### [Stated problem]
Transcribe the material below exactly as it appears.

[START Records provided]

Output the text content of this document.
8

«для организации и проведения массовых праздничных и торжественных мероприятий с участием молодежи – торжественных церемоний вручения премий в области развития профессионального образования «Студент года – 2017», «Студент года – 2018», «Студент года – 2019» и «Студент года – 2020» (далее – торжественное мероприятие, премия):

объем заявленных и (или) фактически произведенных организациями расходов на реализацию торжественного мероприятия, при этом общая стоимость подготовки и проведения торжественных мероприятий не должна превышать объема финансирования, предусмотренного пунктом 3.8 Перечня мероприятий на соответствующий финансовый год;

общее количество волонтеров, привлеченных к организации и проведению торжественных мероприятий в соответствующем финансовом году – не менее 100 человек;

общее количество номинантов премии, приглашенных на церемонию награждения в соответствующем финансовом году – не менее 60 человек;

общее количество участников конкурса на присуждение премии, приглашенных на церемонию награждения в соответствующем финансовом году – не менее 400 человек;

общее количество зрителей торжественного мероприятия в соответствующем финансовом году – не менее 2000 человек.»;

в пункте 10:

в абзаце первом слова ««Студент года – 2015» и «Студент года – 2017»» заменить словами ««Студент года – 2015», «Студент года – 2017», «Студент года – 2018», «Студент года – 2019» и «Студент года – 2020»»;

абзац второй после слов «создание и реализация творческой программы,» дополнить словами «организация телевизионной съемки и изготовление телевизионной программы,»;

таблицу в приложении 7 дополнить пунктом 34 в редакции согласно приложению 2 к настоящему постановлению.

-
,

[END Records provided]

### [Output of the task]
Output the text content of this document.
8

«для организации и проведения массовых праздничных и торжественных мероприятий с участием молодежи – торжественных церемоний вручения премий в области развития профессионального образования «Студент года – 2017», «Студент года – 2018», «Студент года – 2019» и «Студент года – 2020» (далее – торжественное мероприятие, премия):

объем заявленных и (или) фактически произведенных организациями расходов на реализацию торжественного мероприятия, при этом общая стоимость подготовки и проведения торжественных мероприятий не должна превышать объема финансирования, предусмотренного пунктом 3.8 Перечня мероприятий на соответствующий финансовый год;

общее количество волонтеров, привлеченных к организации и проведению торжественных мероприятий в соответствующем финансовом году – не менее 100 человек;

общее количество номинантов премии, приглашенных на церемонию награждения в соответствующем финансовом году – не менее 60 человек;

общее количество участников конкурса на присуждение премии, приглашенных на церемонию награждения в соответствующем финансовом году – не менее 400 человек;

общее количество зрителей торжественного мероприятия в соответствующем финансовом году – не менее 2000 человек.»;

в пункте 10:

в абзаце первом слова ««Студент года – 2015» и «Студент года – 2017»» заменить словами ««Студент года – 2015», «Студент года – 2017», «Студент года – 2018», «Студент года – 2019» и «Студент года – 2020»»;

абзац второй после слов «создание и реализация творческой программы,» дополнить словами «организация телевизионной съемки и изготовление телевизионной программы,»;

таблицу в приложении 7 дополнить пунктом 34 в редакции согласно приложению 2 к настоящему постановлению.

-
,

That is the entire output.